### Written request
Check each line of the material below, and copy it if it holds the string "الواقع".

### Data to use
--- start ---
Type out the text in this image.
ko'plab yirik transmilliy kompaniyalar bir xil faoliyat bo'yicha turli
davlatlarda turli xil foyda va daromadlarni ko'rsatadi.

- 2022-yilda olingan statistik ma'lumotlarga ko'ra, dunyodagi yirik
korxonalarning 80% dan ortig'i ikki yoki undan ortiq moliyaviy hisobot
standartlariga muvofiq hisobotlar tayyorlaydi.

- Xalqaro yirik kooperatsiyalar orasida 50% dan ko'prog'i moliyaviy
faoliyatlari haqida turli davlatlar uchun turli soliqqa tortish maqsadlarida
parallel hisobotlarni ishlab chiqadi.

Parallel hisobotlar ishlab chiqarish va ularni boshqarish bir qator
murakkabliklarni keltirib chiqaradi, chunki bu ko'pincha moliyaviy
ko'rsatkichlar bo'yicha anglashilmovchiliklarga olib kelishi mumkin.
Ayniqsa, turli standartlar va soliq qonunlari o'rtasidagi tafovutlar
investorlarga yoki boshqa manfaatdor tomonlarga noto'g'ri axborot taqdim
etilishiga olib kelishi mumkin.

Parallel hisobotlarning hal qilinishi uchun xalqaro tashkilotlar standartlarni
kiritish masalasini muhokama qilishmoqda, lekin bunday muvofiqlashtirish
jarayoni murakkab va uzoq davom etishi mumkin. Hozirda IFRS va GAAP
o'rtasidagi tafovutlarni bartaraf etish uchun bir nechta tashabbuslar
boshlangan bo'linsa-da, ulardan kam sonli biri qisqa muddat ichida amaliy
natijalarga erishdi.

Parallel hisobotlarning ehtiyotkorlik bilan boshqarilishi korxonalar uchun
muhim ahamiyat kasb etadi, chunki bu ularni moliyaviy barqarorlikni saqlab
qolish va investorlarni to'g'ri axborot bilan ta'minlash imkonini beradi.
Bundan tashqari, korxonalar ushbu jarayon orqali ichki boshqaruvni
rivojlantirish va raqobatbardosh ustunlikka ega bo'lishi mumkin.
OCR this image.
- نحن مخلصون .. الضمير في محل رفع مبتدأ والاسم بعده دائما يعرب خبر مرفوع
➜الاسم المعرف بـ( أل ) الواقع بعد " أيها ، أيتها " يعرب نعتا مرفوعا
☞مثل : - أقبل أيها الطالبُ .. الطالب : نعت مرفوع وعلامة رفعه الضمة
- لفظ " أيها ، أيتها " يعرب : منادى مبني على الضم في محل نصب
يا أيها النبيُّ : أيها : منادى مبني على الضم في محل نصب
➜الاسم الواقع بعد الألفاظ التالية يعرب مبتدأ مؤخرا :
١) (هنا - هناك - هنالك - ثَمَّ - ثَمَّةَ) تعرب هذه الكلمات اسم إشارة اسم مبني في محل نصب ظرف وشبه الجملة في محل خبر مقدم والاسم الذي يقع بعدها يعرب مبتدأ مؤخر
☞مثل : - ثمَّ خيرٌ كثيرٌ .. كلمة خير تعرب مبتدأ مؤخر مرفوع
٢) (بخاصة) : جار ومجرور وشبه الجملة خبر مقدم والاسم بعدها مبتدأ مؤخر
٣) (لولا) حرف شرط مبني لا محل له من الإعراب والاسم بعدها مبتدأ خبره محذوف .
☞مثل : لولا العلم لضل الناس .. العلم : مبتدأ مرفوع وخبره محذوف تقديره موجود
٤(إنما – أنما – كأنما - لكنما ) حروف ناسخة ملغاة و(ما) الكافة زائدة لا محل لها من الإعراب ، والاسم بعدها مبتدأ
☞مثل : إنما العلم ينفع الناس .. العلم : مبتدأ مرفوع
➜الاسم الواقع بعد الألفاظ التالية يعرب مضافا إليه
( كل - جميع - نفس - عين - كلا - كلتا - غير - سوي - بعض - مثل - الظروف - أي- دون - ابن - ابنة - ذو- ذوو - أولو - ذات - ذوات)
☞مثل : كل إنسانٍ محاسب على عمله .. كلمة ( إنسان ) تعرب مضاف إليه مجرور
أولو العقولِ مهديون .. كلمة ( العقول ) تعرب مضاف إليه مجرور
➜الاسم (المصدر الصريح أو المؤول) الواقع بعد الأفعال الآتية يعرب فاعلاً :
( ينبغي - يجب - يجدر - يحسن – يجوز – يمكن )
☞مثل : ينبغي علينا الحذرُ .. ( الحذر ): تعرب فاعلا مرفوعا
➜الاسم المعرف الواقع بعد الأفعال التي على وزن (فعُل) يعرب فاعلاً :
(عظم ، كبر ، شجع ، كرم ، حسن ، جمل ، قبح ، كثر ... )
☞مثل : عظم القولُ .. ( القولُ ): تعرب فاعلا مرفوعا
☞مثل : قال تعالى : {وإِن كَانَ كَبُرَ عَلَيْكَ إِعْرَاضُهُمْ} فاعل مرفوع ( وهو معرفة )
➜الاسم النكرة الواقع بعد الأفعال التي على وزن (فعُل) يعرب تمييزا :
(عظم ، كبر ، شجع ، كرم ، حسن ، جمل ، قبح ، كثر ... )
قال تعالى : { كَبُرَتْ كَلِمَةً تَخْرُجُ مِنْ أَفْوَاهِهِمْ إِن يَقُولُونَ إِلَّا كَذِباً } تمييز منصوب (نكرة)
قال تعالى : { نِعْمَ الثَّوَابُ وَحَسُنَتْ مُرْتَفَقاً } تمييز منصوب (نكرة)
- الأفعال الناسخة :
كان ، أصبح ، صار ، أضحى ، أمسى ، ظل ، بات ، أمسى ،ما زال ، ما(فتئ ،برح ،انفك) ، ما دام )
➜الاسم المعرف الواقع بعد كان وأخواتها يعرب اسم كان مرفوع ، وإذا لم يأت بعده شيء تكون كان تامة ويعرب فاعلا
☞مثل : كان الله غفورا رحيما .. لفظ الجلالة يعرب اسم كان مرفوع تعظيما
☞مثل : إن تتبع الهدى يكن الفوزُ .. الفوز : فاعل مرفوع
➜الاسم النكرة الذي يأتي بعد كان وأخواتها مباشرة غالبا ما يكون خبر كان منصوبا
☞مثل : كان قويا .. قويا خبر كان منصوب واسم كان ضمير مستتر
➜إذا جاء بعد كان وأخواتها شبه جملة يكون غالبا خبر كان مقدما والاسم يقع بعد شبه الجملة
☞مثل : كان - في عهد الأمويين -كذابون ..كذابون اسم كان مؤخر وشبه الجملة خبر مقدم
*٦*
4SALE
--- end ---
### Result of the task
➜الاسم المعرف بـ( أل ) الواقع بعد " أيها ، أيتها " يعرب نعتا مرفوعا
➜الاسم الواقع بعد الألفاظ التالية يعرب مبتدأ مؤخرا :
➜الاسم الواقع بعد الألفاظ التالية يعرب مضافا إليه
➜الاسم (المصدر الصريح أو المؤول) الواقع بعد الأفعال الآتية يعرب فاعلاً :
➜الاسم المعرف الواقع بعد الأفعال التي على وزن (فعُل) يعرب فاعلاً :
➜الاسم النكرة الواقع بعد الأفعال التي على وزن (فعُل) يعرب تمييزا :
➜الاسم المعرف الواقع بعد كان وأخواتها يعرب اسم كان مرفوع ، وإذا لم يأت بعده شيء تكون كان تامة ويعرب فاعلا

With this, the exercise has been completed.